[Data records]:
##########

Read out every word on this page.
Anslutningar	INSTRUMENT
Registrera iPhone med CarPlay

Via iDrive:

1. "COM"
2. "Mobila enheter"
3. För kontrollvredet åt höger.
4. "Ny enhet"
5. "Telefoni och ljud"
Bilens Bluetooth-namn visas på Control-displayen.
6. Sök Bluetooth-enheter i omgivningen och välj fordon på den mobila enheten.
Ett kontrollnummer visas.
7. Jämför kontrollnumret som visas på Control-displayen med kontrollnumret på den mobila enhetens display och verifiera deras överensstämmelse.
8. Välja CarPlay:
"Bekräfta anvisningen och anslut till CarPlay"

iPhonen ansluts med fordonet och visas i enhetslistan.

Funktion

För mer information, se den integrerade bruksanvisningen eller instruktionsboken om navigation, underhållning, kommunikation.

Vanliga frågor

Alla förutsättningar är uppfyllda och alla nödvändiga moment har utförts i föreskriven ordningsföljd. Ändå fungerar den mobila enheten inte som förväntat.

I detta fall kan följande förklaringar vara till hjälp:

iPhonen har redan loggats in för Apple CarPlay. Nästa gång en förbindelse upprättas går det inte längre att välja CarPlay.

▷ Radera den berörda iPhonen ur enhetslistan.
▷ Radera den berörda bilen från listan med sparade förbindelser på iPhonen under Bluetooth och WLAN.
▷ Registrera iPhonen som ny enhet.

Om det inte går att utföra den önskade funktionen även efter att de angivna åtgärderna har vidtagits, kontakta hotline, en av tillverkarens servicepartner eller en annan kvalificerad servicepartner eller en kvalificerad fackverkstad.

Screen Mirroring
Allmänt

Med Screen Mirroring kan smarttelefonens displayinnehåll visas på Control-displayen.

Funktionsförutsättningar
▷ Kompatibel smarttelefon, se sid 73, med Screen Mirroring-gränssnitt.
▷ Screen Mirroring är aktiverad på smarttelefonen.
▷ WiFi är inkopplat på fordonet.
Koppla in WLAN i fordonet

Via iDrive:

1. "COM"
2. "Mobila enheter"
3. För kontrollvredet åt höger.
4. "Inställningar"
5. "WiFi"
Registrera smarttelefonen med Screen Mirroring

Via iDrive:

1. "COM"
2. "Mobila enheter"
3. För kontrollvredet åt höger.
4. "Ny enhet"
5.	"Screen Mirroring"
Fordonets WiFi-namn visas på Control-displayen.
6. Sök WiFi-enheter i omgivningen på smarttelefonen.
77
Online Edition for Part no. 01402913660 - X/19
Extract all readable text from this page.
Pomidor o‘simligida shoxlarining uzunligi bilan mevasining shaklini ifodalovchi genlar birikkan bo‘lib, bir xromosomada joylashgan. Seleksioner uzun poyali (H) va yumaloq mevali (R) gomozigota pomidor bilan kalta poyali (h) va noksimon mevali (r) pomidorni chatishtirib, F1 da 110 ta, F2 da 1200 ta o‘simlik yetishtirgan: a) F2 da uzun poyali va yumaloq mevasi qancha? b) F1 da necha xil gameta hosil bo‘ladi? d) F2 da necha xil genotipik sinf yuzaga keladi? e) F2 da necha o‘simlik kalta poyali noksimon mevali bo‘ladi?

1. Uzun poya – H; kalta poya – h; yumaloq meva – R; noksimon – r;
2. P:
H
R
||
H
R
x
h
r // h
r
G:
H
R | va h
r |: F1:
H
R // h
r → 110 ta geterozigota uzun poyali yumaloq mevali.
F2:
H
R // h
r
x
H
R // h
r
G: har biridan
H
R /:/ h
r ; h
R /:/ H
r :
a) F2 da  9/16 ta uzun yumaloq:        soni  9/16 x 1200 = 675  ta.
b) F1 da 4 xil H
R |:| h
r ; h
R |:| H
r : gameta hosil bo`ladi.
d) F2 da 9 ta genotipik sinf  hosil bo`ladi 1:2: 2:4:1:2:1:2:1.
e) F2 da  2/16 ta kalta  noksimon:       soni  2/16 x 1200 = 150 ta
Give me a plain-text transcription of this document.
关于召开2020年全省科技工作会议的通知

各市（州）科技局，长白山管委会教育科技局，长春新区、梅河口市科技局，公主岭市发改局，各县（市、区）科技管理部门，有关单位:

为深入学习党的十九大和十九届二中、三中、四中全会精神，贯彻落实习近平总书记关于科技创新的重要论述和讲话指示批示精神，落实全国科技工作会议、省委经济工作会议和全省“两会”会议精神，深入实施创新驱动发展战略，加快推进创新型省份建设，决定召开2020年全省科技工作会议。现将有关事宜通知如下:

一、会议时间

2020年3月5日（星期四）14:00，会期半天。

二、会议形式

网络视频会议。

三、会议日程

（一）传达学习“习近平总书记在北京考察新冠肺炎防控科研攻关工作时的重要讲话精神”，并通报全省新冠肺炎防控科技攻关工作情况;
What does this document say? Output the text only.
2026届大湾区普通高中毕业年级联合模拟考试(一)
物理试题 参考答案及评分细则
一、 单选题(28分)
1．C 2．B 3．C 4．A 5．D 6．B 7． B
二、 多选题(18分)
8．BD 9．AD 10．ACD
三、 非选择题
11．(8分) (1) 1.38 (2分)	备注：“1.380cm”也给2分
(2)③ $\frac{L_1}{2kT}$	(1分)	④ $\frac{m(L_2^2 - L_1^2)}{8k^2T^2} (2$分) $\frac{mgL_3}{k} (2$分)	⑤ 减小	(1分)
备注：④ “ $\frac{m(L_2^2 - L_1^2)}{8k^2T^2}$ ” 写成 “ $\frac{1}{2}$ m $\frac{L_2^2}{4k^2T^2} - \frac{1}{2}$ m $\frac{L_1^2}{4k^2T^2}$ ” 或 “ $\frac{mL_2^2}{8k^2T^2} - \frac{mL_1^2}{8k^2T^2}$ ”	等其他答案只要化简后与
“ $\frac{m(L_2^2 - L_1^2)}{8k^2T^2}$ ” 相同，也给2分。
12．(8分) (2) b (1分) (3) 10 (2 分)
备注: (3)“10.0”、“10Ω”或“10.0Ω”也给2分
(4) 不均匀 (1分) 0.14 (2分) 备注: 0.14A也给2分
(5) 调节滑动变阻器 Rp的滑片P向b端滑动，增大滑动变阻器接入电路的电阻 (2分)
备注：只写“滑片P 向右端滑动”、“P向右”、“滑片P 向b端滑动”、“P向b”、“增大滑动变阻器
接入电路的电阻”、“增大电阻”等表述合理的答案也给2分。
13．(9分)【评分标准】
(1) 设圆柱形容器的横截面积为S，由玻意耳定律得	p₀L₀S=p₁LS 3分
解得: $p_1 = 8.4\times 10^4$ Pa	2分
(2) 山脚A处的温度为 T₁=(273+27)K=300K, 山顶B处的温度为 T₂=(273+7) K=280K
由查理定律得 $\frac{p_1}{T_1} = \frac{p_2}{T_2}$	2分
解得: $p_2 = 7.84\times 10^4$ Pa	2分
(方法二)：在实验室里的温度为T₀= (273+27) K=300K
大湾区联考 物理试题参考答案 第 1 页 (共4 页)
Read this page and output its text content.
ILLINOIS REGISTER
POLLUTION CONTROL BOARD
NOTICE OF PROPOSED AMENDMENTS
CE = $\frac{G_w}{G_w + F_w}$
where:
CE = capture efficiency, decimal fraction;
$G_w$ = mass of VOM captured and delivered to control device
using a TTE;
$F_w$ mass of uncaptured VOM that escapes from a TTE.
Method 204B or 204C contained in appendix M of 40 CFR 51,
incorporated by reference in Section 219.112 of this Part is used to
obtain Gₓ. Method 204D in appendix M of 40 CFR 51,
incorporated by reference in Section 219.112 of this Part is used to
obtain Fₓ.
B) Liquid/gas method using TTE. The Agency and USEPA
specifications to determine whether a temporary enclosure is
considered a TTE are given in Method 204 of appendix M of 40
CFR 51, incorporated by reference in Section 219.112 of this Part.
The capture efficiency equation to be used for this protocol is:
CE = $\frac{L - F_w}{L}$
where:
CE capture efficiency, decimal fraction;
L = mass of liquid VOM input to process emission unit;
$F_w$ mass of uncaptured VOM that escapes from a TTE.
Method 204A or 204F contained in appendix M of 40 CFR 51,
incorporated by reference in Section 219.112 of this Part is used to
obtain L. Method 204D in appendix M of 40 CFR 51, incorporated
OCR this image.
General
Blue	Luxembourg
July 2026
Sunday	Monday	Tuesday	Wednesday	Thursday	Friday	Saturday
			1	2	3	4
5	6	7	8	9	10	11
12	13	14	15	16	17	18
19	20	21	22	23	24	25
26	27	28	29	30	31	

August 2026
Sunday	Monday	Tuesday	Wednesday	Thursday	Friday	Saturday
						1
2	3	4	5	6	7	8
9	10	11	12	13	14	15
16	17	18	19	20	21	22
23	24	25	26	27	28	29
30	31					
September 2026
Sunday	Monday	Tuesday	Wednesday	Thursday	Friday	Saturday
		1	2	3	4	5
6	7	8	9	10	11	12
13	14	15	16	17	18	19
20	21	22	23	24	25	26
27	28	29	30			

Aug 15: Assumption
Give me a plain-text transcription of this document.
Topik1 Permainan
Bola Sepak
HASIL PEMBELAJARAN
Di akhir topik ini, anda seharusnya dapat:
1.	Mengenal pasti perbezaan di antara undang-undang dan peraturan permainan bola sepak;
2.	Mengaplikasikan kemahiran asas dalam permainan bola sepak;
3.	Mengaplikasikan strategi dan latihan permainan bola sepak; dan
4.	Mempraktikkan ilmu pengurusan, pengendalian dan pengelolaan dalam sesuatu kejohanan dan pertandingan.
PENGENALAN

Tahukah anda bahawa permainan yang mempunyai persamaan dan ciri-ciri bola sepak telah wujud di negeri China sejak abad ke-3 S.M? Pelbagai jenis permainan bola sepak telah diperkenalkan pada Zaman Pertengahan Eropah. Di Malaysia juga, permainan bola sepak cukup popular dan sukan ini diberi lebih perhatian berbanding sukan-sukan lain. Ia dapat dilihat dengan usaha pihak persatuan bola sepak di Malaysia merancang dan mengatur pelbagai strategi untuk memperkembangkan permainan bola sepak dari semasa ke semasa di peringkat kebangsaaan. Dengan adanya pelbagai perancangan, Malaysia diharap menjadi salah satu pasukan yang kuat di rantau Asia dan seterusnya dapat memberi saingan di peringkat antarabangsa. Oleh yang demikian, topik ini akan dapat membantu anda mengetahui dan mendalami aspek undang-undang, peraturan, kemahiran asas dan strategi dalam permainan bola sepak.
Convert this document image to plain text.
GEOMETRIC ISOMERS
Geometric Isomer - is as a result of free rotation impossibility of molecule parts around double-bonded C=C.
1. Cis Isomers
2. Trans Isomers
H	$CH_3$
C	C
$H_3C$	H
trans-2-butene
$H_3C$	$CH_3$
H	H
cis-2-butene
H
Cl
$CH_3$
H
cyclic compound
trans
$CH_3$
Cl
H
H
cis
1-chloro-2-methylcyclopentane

##########

[Exercise goal]:
Copy each line of the listing that includes "decimal".

[Response]:
CE = capture efficiency, decimal fraction;
CE capture efficiency, decimal fraction;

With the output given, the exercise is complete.